Each line in the entries below that holds the string "JSON" is to be listed.

A run of records:
▬▬▬▬▬▬

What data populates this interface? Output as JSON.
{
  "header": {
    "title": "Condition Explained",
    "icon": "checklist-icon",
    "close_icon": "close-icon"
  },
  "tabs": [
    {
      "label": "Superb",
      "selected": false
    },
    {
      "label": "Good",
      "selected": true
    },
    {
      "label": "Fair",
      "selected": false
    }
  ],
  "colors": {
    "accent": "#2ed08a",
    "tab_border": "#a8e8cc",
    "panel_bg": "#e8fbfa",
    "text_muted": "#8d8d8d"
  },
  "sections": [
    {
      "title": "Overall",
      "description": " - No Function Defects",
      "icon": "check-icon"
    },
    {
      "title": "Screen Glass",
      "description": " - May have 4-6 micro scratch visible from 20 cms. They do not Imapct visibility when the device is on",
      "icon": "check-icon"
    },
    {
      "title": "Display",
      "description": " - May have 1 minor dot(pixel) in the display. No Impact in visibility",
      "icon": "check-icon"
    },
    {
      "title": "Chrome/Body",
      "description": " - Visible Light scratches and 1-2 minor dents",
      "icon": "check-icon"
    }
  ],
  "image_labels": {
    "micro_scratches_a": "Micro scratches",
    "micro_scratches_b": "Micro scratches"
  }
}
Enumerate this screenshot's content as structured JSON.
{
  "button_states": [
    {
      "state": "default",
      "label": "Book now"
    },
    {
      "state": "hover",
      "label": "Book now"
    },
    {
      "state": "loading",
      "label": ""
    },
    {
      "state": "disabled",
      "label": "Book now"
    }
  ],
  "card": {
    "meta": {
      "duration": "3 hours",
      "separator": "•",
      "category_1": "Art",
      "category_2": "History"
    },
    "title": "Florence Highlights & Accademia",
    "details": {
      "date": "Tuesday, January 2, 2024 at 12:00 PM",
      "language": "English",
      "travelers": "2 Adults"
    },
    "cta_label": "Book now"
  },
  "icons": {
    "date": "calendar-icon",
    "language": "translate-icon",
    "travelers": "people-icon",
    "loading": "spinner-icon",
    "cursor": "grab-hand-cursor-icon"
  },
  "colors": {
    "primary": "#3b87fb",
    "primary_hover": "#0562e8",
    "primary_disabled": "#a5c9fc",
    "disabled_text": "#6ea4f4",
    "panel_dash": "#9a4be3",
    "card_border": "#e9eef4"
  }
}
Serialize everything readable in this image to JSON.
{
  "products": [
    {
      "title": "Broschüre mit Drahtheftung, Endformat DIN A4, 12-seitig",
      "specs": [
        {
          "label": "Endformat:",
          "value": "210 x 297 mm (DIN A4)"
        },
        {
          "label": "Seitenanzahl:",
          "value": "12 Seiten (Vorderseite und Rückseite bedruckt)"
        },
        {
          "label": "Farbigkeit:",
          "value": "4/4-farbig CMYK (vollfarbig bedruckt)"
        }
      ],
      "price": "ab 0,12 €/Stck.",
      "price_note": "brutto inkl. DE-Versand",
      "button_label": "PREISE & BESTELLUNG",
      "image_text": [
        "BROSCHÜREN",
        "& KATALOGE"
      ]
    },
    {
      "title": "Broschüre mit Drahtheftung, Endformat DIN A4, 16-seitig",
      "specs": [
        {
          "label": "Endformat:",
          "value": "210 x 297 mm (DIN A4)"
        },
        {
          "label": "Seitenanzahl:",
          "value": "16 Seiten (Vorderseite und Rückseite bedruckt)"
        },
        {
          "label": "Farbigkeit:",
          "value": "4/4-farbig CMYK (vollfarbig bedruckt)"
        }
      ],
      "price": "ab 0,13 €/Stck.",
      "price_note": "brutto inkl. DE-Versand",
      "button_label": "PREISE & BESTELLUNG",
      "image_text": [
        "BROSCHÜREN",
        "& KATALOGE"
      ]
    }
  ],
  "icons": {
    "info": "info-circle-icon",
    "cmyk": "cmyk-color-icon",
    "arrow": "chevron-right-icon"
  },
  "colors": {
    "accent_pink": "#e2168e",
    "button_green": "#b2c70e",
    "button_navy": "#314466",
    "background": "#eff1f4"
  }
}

▬▬▬▬▬▬

**Output:**
What data populates this interface? Output as JSON.
Enumerate this screenshot's content as structured JSON.
Serialize everything readable in this image to JSON.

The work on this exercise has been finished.